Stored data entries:

#####

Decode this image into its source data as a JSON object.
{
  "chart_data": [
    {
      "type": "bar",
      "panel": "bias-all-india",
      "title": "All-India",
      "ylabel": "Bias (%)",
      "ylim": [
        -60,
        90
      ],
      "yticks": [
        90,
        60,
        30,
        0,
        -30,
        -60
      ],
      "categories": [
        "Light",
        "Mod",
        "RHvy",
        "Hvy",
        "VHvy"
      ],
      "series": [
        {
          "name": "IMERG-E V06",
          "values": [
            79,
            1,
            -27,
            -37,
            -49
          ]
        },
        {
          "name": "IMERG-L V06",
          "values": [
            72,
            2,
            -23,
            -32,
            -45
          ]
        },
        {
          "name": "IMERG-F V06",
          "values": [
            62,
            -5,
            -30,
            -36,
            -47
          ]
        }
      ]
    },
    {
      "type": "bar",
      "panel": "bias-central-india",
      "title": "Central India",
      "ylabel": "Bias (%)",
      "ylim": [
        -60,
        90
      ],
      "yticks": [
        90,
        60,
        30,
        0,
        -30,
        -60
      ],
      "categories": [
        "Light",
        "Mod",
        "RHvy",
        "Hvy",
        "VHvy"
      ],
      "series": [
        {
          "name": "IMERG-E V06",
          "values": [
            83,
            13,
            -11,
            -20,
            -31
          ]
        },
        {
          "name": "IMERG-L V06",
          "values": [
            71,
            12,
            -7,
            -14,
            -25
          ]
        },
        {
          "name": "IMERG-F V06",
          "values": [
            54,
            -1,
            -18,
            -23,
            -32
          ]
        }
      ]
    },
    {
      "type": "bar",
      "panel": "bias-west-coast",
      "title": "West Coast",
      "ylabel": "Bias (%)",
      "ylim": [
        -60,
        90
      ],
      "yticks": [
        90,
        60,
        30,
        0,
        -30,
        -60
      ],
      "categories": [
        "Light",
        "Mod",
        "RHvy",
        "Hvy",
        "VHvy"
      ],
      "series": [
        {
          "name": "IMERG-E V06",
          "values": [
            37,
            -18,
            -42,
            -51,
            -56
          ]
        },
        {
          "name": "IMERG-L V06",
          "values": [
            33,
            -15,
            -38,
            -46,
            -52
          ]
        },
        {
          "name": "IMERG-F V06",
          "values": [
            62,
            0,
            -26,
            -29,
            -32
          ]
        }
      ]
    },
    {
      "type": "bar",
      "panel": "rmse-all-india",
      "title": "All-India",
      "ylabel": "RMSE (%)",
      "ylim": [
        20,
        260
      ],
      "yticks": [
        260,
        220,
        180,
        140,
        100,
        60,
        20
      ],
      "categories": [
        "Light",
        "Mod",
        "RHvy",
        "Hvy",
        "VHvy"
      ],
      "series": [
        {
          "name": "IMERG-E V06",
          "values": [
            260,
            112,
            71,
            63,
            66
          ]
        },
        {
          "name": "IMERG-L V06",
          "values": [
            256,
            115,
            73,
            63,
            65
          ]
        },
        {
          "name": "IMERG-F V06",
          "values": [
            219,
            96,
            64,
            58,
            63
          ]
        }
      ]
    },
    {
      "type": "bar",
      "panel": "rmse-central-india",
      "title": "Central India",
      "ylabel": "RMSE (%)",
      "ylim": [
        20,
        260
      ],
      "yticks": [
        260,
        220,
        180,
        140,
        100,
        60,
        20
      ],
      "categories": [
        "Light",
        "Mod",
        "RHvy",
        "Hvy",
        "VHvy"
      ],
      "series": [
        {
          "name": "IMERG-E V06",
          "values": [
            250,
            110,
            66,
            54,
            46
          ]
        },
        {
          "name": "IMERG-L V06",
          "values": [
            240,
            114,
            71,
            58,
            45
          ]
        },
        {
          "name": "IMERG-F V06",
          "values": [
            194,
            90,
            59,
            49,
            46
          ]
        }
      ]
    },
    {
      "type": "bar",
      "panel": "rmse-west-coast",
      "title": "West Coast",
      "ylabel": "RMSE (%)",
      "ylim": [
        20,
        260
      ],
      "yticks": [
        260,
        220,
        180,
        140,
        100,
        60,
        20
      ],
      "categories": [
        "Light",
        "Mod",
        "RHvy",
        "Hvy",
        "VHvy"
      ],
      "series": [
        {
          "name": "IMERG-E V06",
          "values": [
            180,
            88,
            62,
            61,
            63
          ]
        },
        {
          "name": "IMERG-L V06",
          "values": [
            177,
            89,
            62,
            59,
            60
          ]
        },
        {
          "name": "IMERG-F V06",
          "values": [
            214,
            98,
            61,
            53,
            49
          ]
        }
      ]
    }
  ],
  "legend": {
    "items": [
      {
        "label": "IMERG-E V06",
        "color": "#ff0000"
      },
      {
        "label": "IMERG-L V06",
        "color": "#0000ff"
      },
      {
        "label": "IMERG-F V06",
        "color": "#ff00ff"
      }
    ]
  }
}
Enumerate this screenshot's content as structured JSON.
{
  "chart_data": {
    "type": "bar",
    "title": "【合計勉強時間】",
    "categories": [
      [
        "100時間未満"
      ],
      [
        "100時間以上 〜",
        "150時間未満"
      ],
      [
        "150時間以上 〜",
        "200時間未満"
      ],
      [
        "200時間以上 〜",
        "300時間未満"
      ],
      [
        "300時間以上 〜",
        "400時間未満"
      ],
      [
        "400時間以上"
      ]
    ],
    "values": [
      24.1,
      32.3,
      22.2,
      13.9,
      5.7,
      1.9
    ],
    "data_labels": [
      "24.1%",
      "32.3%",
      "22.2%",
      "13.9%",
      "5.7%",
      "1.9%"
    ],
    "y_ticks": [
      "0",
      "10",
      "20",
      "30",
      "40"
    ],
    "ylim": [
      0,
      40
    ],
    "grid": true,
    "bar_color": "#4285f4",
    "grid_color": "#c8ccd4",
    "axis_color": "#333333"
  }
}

#####

**What is required**
Search the data for "JSON" and list every line in which it occurs.

**Result below**
Decode this image into its source data as a JSON object.
Enumerate this screenshot's content as structured JSON.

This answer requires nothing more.